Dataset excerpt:

━━━━━━━━━━━━━━━━━━━━

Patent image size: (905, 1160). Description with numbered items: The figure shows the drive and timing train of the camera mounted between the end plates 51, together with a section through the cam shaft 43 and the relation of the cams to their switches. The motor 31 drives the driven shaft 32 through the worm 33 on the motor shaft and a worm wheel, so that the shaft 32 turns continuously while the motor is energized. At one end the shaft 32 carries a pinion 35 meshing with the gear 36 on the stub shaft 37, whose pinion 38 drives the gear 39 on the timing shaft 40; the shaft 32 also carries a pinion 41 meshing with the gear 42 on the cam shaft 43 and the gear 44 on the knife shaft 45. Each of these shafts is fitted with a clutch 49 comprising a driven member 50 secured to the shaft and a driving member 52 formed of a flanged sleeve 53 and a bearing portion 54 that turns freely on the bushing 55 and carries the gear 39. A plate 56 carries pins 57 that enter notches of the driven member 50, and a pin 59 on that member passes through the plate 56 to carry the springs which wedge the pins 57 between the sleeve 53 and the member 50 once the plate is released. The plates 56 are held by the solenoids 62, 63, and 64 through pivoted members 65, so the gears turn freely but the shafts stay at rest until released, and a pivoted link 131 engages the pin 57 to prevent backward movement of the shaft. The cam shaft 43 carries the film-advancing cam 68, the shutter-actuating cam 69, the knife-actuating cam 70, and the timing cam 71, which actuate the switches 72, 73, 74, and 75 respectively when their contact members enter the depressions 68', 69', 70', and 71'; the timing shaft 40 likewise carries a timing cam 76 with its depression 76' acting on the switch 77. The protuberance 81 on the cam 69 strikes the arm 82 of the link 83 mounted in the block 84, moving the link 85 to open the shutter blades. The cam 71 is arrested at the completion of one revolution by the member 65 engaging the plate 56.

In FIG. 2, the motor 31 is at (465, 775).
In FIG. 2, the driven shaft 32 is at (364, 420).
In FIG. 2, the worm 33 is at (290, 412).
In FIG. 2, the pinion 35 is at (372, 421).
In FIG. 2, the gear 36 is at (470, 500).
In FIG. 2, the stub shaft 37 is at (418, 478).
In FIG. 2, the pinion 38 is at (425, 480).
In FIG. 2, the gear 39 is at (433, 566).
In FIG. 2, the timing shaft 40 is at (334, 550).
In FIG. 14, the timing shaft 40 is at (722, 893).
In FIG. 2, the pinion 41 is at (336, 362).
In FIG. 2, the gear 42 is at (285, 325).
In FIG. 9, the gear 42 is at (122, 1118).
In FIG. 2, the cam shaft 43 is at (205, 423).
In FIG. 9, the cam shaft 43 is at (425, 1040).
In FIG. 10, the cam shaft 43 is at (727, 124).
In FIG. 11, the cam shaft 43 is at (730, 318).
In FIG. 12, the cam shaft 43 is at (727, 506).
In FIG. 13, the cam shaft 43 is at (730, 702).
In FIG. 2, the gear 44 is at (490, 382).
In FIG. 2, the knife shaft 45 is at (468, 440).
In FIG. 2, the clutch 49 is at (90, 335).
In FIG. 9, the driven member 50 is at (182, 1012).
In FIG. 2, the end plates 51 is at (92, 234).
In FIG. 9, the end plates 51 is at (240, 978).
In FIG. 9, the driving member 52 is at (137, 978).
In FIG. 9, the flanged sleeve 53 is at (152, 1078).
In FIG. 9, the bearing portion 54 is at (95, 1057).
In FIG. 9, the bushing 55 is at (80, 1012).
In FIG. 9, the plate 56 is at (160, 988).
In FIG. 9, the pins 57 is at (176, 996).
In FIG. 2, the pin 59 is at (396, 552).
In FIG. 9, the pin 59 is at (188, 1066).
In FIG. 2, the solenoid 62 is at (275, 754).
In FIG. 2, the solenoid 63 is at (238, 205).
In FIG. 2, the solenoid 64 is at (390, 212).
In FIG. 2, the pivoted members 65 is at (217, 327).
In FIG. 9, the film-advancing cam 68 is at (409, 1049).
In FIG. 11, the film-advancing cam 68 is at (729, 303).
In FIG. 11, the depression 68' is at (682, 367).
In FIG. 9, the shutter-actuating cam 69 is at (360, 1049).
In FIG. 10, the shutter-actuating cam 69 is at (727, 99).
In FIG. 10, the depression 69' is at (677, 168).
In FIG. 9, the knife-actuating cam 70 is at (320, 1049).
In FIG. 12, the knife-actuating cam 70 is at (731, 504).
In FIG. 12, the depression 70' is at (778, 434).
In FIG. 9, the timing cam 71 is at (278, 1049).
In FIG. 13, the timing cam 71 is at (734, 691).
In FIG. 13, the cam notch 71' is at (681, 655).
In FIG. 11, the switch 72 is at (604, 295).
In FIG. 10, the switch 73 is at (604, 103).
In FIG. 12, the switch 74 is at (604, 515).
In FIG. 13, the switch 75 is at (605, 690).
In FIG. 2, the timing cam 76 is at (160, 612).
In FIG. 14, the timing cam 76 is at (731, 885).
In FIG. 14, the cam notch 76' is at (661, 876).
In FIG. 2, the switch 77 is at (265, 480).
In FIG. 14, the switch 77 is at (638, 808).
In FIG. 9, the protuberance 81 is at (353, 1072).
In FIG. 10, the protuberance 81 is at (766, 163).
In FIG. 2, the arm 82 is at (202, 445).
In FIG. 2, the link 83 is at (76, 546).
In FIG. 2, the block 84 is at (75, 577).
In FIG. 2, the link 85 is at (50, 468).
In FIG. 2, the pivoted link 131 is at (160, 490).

━━━━━━━━━━━━━━━━━━━━

* _Objective_: Reproduce every line of the listing above word for word, keeping the original order.

* _Written solution_:
Patent image size: (905, 1160). Description with numbered items: The figure shows the drive and timing train of the camera mounted between the end plates 51, together with a section through the cam shaft 43 and the relation of the cams to their switches. The motor 31 drives the driven shaft 32 through the worm 33 on the motor shaft and a worm wheel, so that the shaft 32 turns continuously while the motor is energized. At one end the shaft 32 carries a pinion 35 meshing with the gear 36 on the stub shaft 37, whose pinion 38 drives the gear 39 on the timing shaft 40; the shaft 32 also carries a pinion 41 meshing with the gear 42 on the cam shaft 43 and the gear 44 on the knife shaft 45. Each of these shafts is fitted with a clutch 49 comprising a driven member 50 secured to the shaft and a driving member 52 formed of a flanged sleeve 53 and a bearing portion 54 that turns freely on the bushing 55 and carries the gear 39. A plate 56 carries pins 57 that enter notches of the driven member 50, and a pin 59 on that member passes through the plate 56 to carry the springs which wedge the pins 57 between the sleeve 53 and the member 50 once the plate is released. The plates 56 are held by the solenoids 62, 63, and 64 through pivoted members 65, so the gears turn freely but the shafts stay at rest until released, and a pivoted link 131 engages the pin 57 to prevent backward movement of the shaft. The cam shaft 43 carries the film-advancing cam 68, the shutter-actuating cam 69, the knife-actuating cam 70, and the timing cam 71, which actuate the switches 72, 73, 74, and 75 respectively when their contact members enter the depressions 68', 69', 70', and 71'; the timing shaft 40 likewise carries a timing cam 76 with its depression 76' acting on the switch 77. The protuberance 81 on the cam 69 strikes the arm 82 of the link 83 mounted in the block 84, moving the link 85 to open the shutter blades. The cam 71 is arrested at the completion of one revolution by the member 65 engaging the plate 56.

In FIG. 2, the motor 31 is at (465, 775).
In FIG. 2, the driven shaft 32 is at (364, 420).
In FIG. 2, the worm 33 is at (290, 412).
In FIG. 2, the pinion 35 is at (372, 421).
In FIG. 2, the gear 36 is at (470, 500).
In FIG. 2, the stub shaft 37 is at (418, 478).
In FIG. 2, the pinion 38 is at (425, 480).
In FIG. 2, the gear 39 is at (433, 566).
In FIG. 2, the timing shaft 40 is at (334, 550).
In FIG. 14, the timing shaft 40 is at (722, 893).
In FIG. 2, the pinion 41 is at (336, 362).
In FIG. 2, the gear 42 is at (285, 325).
In FIG. 9, the gear 42 is at (122, 1118).
In FIG. 2, the cam shaft 43 is at (205, 423).
In FIG. 9, the cam shaft 43 is at (425, 1040).
In FIG. 10, the cam shaft 43 is at (727, 124).
In FIG. 11, the cam shaft 43 is at (730, 318).
In FIG. 12, the cam shaft 43 is at (727, 506).
In FIG. 13, the cam shaft 43 is at (730, 702).
In FIG. 2, the gear 44 is at (490, 382).
In FIG. 2, the knife shaft 45 is at (468, 440).
In FIG. 2, the clutch 49 is at (90, 335).
In FIG. 9, the driven member 50 is at (182, 1012).
In FIG. 2, the end plates 51 is at (92, 234).
In FIG. 9, the end plates 51 is at (240, 978).
In FIG. 9, the driving member 52 is at (137, 978).
In FIG. 9, the flanged sleeve 53 is at (152, 1078).
In FIG. 9, the bearing portion 54 is at (95, 1057).
In FIG. 9, the bushing 55 is at (80, 1012).
In FIG. 9, the plate 56 is at (160, 988).
In FIG. 9, the pins 57 is at (176, 996).
In FIG. 2, the pin 59 is at (396, 552).
In FIG. 9, the pin 59 is at (188, 1066).
In FIG. 2, the solenoid 62 is at (275, 754).
In FIG. 2, the solenoid 63 is at (238, 205).
In FIG. 2, the solenoid 64 is at (390, 212).
In FIG. 2, the pivoted members 65 is at (217, 327).
In FIG. 9, the film-advancing cam 68 is at (409, 1049).
In FIG. 11, the film-advancing cam 68 is at (729, 303).
In FIG. 11, the depression 68' is at (682, 367).
In FIG. 9, the shutter-actuating cam 69 is at (360, 1049).
In FIG. 10, the shutter-actuating cam 69 is at (727, 99).
In FIG. 10, the depression 69' is at (677, 168).
In FIG. 9, the knife-actuating cam 70 is at (320, 1049).
In FIG. 12, the knife-actuating cam 70 is at (731, 504).
In FIG. 12, the depression 70' is at (778, 434).
In FIG. 9, the timing cam 71 is at (278, 1049).
In FIG. 13, the timing cam 71 is at (734, 691).
In FIG. 13, the cam notch 71' is at (681, 655).
In FIG. 11, the switch 72 is at (604, 295).
In FIG. 10, the switch 73 is at (604, 103).
In FIG. 12, the switch 74 is at (604, 515).
In FIG. 13, the switch 75 is at (605, 690).
In FIG. 2, the timing cam 76 is at (160, 612).
In FIG. 14, the timing cam 76 is at (731, 885).
In FIG. 14, the cam notch 76' is at (661, 876).
In FIG. 2, the switch 77 is at (265, 480).
In FIG. 14, the switch 77 is at (638, 808).
In FIG. 9, the protuberance 81 is at (353, 1072).
In FIG. 10, the protuberance 81 is at (766, 163).
In FIG. 2, the arm 82 is at (202, 445).
In FIG. 2, the link 83 is at (76, 546).
In FIG. 2, the block 84 is at (75, 577).
In FIG. 2, the link 85 is at (50, 468).
In FIG. 2, the pivoted link 131 is at (160, 490).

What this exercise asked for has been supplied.